++++ Exercise materials
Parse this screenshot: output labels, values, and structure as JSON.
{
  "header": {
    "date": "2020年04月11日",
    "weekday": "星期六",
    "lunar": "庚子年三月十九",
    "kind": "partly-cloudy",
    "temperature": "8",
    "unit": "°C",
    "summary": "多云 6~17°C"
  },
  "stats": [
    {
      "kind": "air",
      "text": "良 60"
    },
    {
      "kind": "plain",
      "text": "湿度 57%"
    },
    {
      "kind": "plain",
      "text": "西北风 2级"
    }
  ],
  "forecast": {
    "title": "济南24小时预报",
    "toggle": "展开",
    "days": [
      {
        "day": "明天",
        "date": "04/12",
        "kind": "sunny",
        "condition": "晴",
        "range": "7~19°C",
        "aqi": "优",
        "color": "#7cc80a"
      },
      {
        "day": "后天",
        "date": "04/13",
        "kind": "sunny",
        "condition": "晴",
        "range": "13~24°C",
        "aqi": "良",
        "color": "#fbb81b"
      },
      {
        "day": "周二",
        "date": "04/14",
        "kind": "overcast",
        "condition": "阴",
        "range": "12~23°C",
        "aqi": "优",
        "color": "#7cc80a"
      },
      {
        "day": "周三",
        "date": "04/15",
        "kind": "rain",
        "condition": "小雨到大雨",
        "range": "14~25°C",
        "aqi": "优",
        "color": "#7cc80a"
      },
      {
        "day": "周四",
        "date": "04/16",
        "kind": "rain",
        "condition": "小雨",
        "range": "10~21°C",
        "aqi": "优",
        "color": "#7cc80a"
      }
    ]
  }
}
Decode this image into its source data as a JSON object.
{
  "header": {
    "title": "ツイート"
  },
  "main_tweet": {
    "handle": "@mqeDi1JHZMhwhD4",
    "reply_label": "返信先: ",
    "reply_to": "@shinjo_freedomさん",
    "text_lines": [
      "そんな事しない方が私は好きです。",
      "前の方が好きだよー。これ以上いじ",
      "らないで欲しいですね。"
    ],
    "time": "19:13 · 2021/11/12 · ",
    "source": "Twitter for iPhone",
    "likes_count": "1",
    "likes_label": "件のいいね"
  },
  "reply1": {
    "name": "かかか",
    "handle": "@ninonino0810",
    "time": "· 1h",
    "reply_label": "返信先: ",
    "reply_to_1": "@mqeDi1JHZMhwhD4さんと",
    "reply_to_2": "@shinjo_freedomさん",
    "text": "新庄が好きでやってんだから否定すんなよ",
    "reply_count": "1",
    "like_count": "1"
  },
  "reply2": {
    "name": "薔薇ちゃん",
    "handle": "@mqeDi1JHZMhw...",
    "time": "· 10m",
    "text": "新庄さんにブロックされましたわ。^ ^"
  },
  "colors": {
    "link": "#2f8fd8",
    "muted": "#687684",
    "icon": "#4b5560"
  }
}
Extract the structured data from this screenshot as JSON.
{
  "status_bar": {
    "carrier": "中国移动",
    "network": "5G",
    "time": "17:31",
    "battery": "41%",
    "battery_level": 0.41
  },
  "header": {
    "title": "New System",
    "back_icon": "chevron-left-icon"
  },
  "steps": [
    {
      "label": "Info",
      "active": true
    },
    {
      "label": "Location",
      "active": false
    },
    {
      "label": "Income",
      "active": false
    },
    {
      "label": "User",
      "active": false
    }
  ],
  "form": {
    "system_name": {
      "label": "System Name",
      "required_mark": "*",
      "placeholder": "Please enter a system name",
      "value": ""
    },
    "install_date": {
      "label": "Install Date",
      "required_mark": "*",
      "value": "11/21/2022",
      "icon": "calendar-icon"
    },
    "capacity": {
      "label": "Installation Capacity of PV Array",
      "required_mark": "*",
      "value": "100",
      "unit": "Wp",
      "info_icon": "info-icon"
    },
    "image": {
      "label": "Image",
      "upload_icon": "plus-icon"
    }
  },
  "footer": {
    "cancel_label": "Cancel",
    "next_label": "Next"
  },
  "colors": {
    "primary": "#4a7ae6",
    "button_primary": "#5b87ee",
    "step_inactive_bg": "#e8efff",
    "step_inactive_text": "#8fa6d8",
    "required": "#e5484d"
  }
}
++++++++
What needs to be done -
Report the count of lines in the entries that contain the string "this", and nothing besides it.

Solution to the exercise -
3